_Image region annotations_
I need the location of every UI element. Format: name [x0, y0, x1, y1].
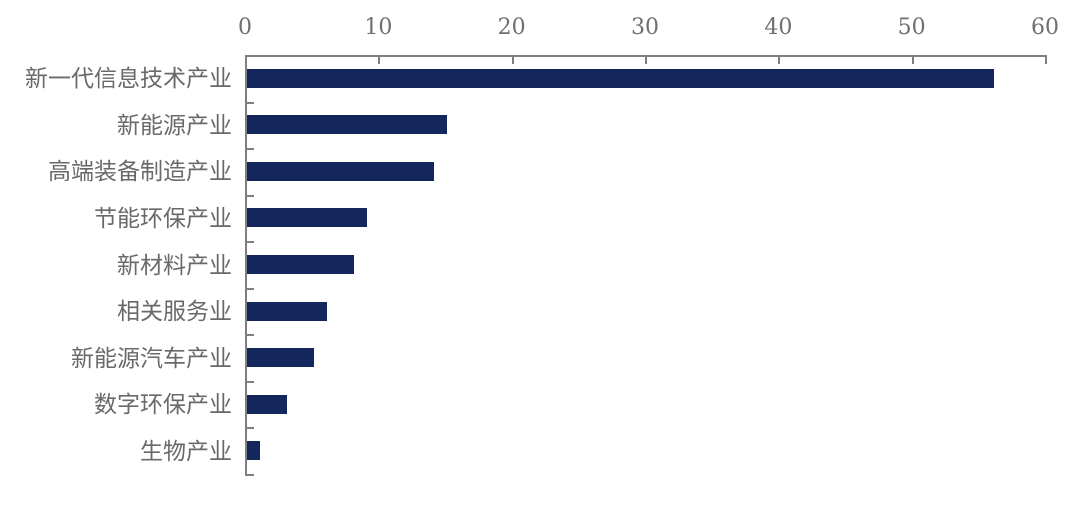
y-tick-mark [245, 194, 254, 197]
bar [247, 208, 367, 228]
y-tick-mark [245, 380, 254, 383]
bar [247, 115, 447, 135]
y-tick-mark [245, 101, 254, 104]
category-label: 新能源产业 [117, 111, 232, 138]
category-label: 新一代信息技术产业 [25, 65, 232, 92]
y-tick-mark [245, 427, 254, 430]
y-tick-mark [245, 148, 254, 151]
x-tick-mark [1045, 55, 1047, 64]
y-tick-mark [245, 241, 254, 244]
bar [247, 348, 314, 368]
x-tick-mark [778, 55, 781, 64]
x-tick-label: 30 [631, 15, 659, 40]
x-tick-mark [378, 55, 381, 64]
y-tick-mark [245, 334, 254, 337]
category-label: 节能环保产业 [94, 204, 232, 231]
bar [247, 301, 327, 321]
bar [247, 255, 354, 274]
category-label: 高端装备制造产业 [48, 158, 232, 185]
x-tick-mark [511, 55, 514, 64]
x-tick-mark [911, 55, 914, 64]
bar [247, 161, 434, 181]
y-tick-mark [245, 474, 254, 476]
y-axis-line [245, 55, 247, 476]
category-label: 生物产业 [140, 437, 232, 464]
x-tick-label: 50 [897, 15, 926, 40]
x-tick-label: 40 [764, 15, 793, 40]
bar [247, 394, 287, 414]
category-label: 相关服务业 [117, 298, 232, 325]
category-label: 数字环保产业 [94, 391, 232, 418]
category-label: 新材料产业 [117, 251, 232, 278]
bar [247, 441, 261, 461]
x-tick-label: 10 [364, 15, 393, 40]
x-tick-label: 0 [238, 15, 252, 40]
y-tick-mark [245, 287, 254, 290]
category-label: 新能源汽车产业 [71, 344, 232, 371]
x-tick-label: 60 [1031, 15, 1059, 40]
bar [247, 68, 994, 88]
x-tick-label: 20 [497, 15, 526, 40]
x-tick-mark [645, 55, 647, 64]
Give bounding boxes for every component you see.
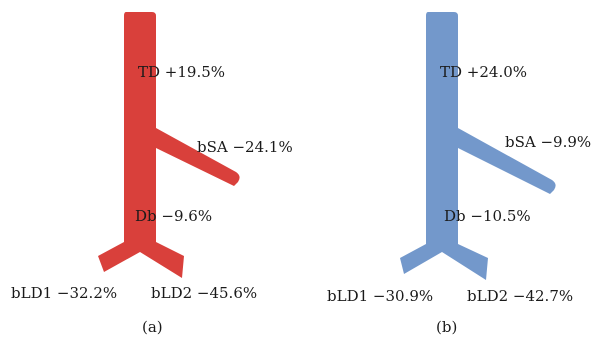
panel-a-td-label: TD +19.5% <box>138 63 226 81</box>
panel-b-trunk <box>400 12 556 280</box>
panel-b-caption: (b) <box>436 318 458 336</box>
panel-a-db-label: Db −9.6% <box>135 207 213 225</box>
panel-a-bsa-label: bSA −24.1% <box>197 138 293 156</box>
panel-b-bsa-label: bSA −9.9% <box>505 133 592 151</box>
panel-a-bld2-label: bLD2 −45.6% <box>151 284 258 302</box>
panel-b-td-label: TD +24.0% <box>440 63 528 81</box>
panel-a-trunk <box>98 12 240 278</box>
panel-b-bld1-label: bLD1 −30.9% <box>327 287 434 305</box>
panel-b-db-label: Db −10.5% <box>444 207 531 225</box>
panel-a-airway-shape <box>98 12 240 278</box>
panel-b-bld2-label: bLD2 −42.7% <box>467 287 574 305</box>
panel-a-caption: (a) <box>142 318 163 336</box>
panel-a-bld1-label: bLD1 −32.2% <box>11 284 118 302</box>
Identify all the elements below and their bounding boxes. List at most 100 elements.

_What is asked_
Write out every line of the entries above without changing anything, but omit the lines that stand in for the pictures.

_Solution to the problem_
I need the location of every UI element. Format: name [x0, y0, x1, y1].
y-tick-mark [245, 194, 254, 197]
bar [247, 208, 367, 228]
y-tick-mark [245, 380, 254, 383]
bar [247, 115, 447, 135]
y-tick-mark [245, 101, 254, 104]
category-label: 新能源产业 [117, 111, 232, 138]
category-label: 新一代信息技术产业 [25, 65, 232, 92]
y-tick-mark [245, 427, 254, 430]
y-tick-mark [245, 148, 254, 151]
x-tick-mark [1045, 55, 1047, 64]
y-tick-mark [245, 241, 254, 244]
bar [247, 348, 314, 368]
x-tick-mark [778, 55, 781, 64]
x-tick-label: 30 [631, 15, 659, 40]
x-tick-mark [378, 55, 381, 64]
y-tick-mark [245, 334, 254, 337]
category-label: 节能环保产业 [94, 204, 232, 231]
bar [247, 301, 327, 321]
bar [247, 255, 354, 274]
category-label: 高端装备制造产业 [48, 158, 232, 185]
x-tick-mark [511, 55, 514, 64]
x-tick-mark [911, 55, 914, 64]
bar [247, 161, 434, 181]
y-tick-mark [245, 474, 254, 476]
y-axis-line [245, 55, 247, 476]
category-label: 生物产业 [140, 437, 232, 464]
x-tick-label: 50 [897, 15, 926, 40]
x-tick-label: 40 [764, 15, 793, 40]
bar [247, 394, 287, 414]
category-label: 相关服务业 [117, 298, 232, 325]
category-label: 数字环保产业 [94, 391, 232, 418]
category-label: 新材料产业 [117, 251, 232, 278]
bar [247, 441, 261, 461]
x-tick-label: 10 [364, 15, 393, 40]
x-tick-label: 0 [238, 15, 252, 40]
y-tick-mark [245, 287, 254, 290]
category-label: 新能源汽车产业 [71, 344, 232, 371]
x-tick-label: 60 [1031, 15, 1059, 40]
bar [247, 68, 994, 88]
x-tick-label: 20 [497, 15, 526, 40]
x-tick-mark [645, 55, 647, 64]
Give bounding boxes for every component you see.
panel-a-td-label: TD +19.5% <box>138 63 226 81</box>
panel-b-trunk <box>400 12 556 280</box>
panel-b-caption: (b) <box>436 318 458 336</box>
panel-a-db-label: Db −9.6% <box>135 207 213 225</box>
panel-a-bsa-label: bSA −24.1% <box>197 138 293 156</box>
panel-b-bsa-label: bSA −9.9% <box>505 133 592 151</box>
panel-a-bld2-label: bLD2 −45.6% <box>151 284 258 302</box>
panel-b-td-label: TD +24.0% <box>440 63 528 81</box>
panel-a-trunk <box>98 12 240 278</box>
panel-b-bld1-label: bLD1 −30.9% <box>327 287 434 305</box>
panel-b-db-label: Db −10.5% <box>444 207 531 225</box>
panel-a-airway-shape <box>98 12 240 278</box>
panel-b-bld2-label: bLD2 −42.7% <box>467 287 574 305</box>
panel-a-caption: (a) <box>142 318 163 336</box>
panel-a-bld1-label: bLD1 −32.2% <box>11 284 118 302</box>
Identify all the elements below and their bounding boxes. List at most 100 elements.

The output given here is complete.